BRIEF:
Which lines contain the string "земельному"? Please list every one of them.

RECORDS PROVIDED:
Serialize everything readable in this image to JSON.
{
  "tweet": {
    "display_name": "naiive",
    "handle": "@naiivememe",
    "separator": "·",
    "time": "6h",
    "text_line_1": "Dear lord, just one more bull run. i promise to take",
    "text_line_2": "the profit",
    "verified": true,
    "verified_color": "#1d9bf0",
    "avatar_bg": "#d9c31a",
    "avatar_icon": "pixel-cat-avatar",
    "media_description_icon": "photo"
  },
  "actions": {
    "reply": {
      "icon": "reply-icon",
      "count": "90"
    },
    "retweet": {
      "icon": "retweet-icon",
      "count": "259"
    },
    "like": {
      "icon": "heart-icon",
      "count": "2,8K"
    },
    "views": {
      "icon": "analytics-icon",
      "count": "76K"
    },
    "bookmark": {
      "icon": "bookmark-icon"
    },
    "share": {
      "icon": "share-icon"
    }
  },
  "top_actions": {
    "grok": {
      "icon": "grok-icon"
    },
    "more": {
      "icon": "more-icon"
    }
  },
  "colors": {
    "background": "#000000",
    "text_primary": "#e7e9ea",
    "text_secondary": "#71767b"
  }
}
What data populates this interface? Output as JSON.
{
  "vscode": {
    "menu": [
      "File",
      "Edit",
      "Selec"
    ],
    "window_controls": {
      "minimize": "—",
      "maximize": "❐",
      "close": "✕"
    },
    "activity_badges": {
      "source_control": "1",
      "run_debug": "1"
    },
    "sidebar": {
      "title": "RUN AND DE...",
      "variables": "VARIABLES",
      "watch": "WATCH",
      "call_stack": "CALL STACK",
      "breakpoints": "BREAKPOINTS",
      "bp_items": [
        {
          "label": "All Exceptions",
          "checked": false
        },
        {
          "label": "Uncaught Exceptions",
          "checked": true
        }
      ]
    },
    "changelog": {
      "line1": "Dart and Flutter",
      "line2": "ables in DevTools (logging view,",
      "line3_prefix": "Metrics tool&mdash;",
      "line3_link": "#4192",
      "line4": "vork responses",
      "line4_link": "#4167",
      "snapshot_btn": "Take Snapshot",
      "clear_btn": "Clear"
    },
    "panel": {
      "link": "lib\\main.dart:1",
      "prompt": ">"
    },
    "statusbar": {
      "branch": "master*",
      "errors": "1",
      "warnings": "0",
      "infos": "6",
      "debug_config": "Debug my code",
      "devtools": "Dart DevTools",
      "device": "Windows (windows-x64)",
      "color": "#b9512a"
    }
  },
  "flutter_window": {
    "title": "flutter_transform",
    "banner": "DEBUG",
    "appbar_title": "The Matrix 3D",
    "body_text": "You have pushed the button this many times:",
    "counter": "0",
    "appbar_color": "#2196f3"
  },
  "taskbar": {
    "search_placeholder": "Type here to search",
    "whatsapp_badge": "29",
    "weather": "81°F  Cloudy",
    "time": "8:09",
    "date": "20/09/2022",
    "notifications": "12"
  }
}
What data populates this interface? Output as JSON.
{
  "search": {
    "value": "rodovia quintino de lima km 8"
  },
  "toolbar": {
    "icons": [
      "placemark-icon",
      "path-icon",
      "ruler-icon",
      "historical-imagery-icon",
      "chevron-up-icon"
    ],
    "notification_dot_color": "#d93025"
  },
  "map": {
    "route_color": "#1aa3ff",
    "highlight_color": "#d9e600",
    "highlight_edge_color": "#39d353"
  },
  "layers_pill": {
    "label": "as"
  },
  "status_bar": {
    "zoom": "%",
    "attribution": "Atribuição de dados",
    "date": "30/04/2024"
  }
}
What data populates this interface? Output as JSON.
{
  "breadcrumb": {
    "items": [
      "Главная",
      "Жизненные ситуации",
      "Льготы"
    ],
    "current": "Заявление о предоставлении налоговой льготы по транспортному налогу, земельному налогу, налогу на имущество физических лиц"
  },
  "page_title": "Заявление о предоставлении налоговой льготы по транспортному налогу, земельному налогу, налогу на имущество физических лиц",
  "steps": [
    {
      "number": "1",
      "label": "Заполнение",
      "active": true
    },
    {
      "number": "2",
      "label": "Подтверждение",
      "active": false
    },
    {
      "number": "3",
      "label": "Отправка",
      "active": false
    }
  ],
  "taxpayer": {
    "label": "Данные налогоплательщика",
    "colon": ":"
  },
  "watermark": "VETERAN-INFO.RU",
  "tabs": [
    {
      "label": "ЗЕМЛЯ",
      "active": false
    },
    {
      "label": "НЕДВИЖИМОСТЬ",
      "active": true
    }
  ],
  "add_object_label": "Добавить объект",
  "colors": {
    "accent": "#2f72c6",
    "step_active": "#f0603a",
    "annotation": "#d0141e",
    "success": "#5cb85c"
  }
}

ANSWER TO THE PROBLEM:
    "current": "Заявление о предоставлении налоговой льготы по транспортному налогу, земельному налогу, налогу на имущество физических лиц"
  "page_title": "Заявление о предоставлении налоговой льготы по транспортному налогу, земельному налогу, налогу на имущество физических лиц",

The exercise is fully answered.